Items from a dataset:
________
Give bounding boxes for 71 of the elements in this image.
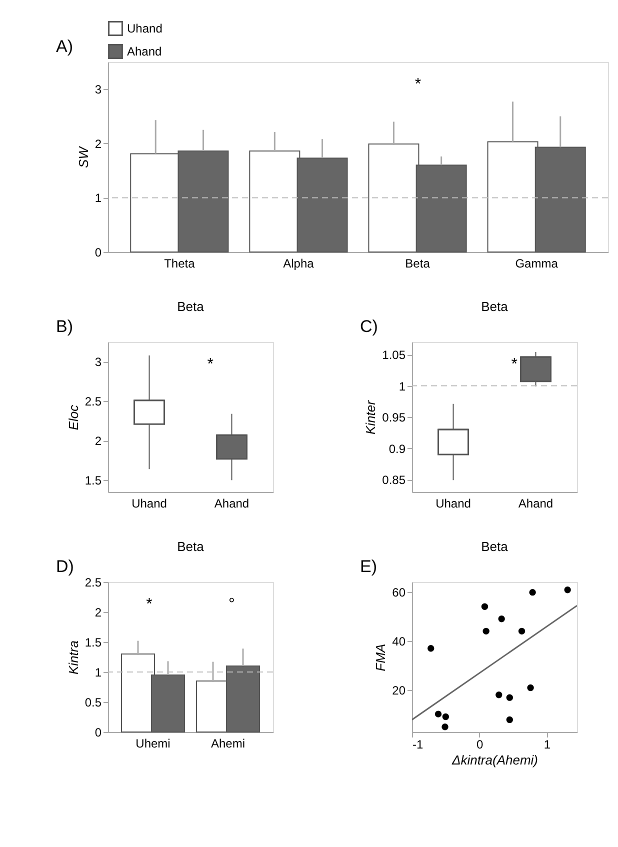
x-tick-label: Uhemi [136,736,170,750]
y-tick-label: 1.5 [84,636,102,650]
y-tick-label: 0 [94,726,102,740]
point [442,713,450,720]
chart-title: Beta [177,539,205,554]
point [529,588,536,596]
y-axis-title: Kinter [363,400,378,434]
x-tick-label: Ahemi [210,736,246,750]
y-tick-label: 1.5 [84,474,102,488]
point [506,694,514,701]
x-tick-label: Gamma [515,256,558,270]
x-tick-label: Uhand [436,496,471,510]
y-tick-label: 2 [94,606,102,620]
y-tick-label: 1 [94,666,102,680]
annotation: * [146,596,152,613]
y-axis-title: Eloc [66,404,81,430]
x-tick-label: Alpha [283,256,314,270]
point [564,586,571,594]
point [428,645,434,652]
annotation: ° [228,596,235,613]
point [434,710,442,718]
y-tick-label: 2 [94,434,102,448]
x-tick-label: Uhand [132,496,167,510]
y-tick-label: 0.95 [382,410,406,424]
y-tick-label: 0.85 [382,473,406,487]
x-axis-title: Δkintra(Ahemi) [450,752,538,768]
legend-label: Uhand [127,22,162,36]
y-tick-label: 1 [398,379,406,394]
y-tick-label: 2 [94,136,102,151]
point [527,684,534,692]
y-tick-label: 60 [392,585,406,600]
text: E) [360,557,377,576]
x-tick-label: Ahand [214,496,250,510]
chart-title: Beta [177,299,205,314]
point [481,603,488,610]
y-tick-label: 1.05 [382,348,406,362]
text: D) [56,557,74,576]
annotation: * [414,76,422,93]
point [442,723,448,730]
y-tick-label: 2.5 [84,576,102,590]
y-tick-label: 3 [94,355,102,370]
text: A) [56,37,73,56]
chart-title: Beta [481,299,509,314]
y-tick-label: 40 [392,634,406,649]
annotation: * [207,356,214,373]
legend-label: Ahand [127,44,162,58]
x-tick-label: Ahand [518,496,554,510]
text: C) [360,317,378,336]
point [518,628,526,635]
annotation: * [511,356,518,373]
x-tick-label: Beta [405,256,430,270]
y-axis-title: FMA [373,644,388,672]
point [496,692,502,698]
point [498,616,505,622]
y-tick-label: 1 [94,191,102,206]
point [482,628,490,635]
y-tick-label: 20 [392,684,406,698]
y-tick-label: 0.9 [388,442,406,456]
point [506,716,514,724]
x-tick-label: 1 [544,738,551,752]
chart-title: Beta [481,539,509,554]
y-tick-label: 2.5 [84,394,102,409]
y-tick-label: 0 [94,246,102,260]
y-axis-title: Kintra [66,640,81,674]
y-tick-label: 0.5 [84,696,102,710]
text: B) [56,317,73,336]
y-axis-title: SW [76,145,91,168]
x-tick-label: Theta [164,256,196,270]
x-tick-label: 0 [476,738,484,752]
x-tick-label: -1 [412,738,424,752]
y-tick-label: 3 [94,82,102,97]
________
§ **EXERCISE GOAL**: Write out the lines above exactly, leaving the pictures out of your answer.

§ **TASK SOLUTION**:
Give bounding boxes for 71 of the elements in this image.
x-tick-label: Uhemi [136,736,170,750]
y-tick-label: 1.5 [84,636,102,650]
y-tick-label: 0 [94,726,102,740]
point [442,713,450,720]
chart-title: Beta [177,539,205,554]
point [529,588,536,596]
y-axis-title: Kinter [363,400,378,434]
x-tick-label: Ahemi [210,736,246,750]
y-tick-label: 1.5 [84,474,102,488]
point [506,694,514,701]
x-tick-label: Gamma [515,256,558,270]
x-tick-label: Uhand [436,496,471,510]
y-tick-label: 2 [94,606,102,620]
y-tick-label: 1 [94,666,102,680]
annotation: * [146,596,152,613]
y-axis-title: Eloc [66,404,81,430]
x-tick-label: Alpha [283,256,314,270]
point [564,586,571,594]
point [428,645,434,652]
annotation: ° [228,596,235,613]
point [434,710,442,718]
y-tick-label: 2 [94,434,102,448]
x-tick-label: Uhand [132,496,167,510]
y-tick-label: 0.95 [382,410,406,424]
y-tick-label: 0.85 [382,473,406,487]
x-axis-title: Δkintra(Ahemi) [450,752,538,768]
legend-label: Uhand [127,22,162,36]
y-tick-label: 1 [398,379,406,394]
y-tick-label: 2 [94,136,102,151]
point [527,684,534,692]
y-tick-label: 60 [392,585,406,600]
text: E) [360,557,377,576]
x-tick-label: Ahand [214,496,250,510]
chart-title: Beta [177,299,205,314]
point [481,603,488,610]
y-tick-label: 1.05 [382,348,406,362]
text: D) [56,557,74,576]
annotation: * [414,76,422,93]
point [442,723,448,730]
y-tick-label: 2.5 [84,576,102,590]
y-tick-label: 3 [94,355,102,370]
text: A) [56,37,73,56]
chart-title: Beta [481,299,509,314]
y-tick-label: 40 [392,634,406,649]
annotation: * [207,356,214,373]
legend-label: Ahand [127,44,162,58]
x-tick-label: Ahand [518,496,554,510]
text: C) [360,317,378,336]
point [518,628,526,635]
annotation: * [511,356,518,373]
x-tick-label: Beta [405,256,430,270]
y-axis-title: FMA [373,644,388,672]
point [496,692,502,698]
point [498,616,505,622]
y-tick-label: 1 [94,191,102,206]
point [482,628,490,635]
y-tick-label: 20 [392,684,406,698]
y-tick-label: 0.9 [388,442,406,456]
point [506,716,514,724]
x-tick-label: 1 [544,738,551,752]
chart-title: Beta [481,539,509,554]
y-tick-label: 2.5 [84,394,102,409]
y-tick-label: 0 [94,246,102,260]
y-axis-title: Kintra [66,640,81,674]
y-tick-label: 0.5 [84,696,102,710]
text: B) [56,317,73,336]
y-axis-title: SW [76,145,91,168]
x-tick-label: Theta [164,256,196,270]
x-tick-label: 0 [476,738,484,752]
x-tick-label: -1 [412,738,424,752]
y-tick-label: 3 [94,82,102,97]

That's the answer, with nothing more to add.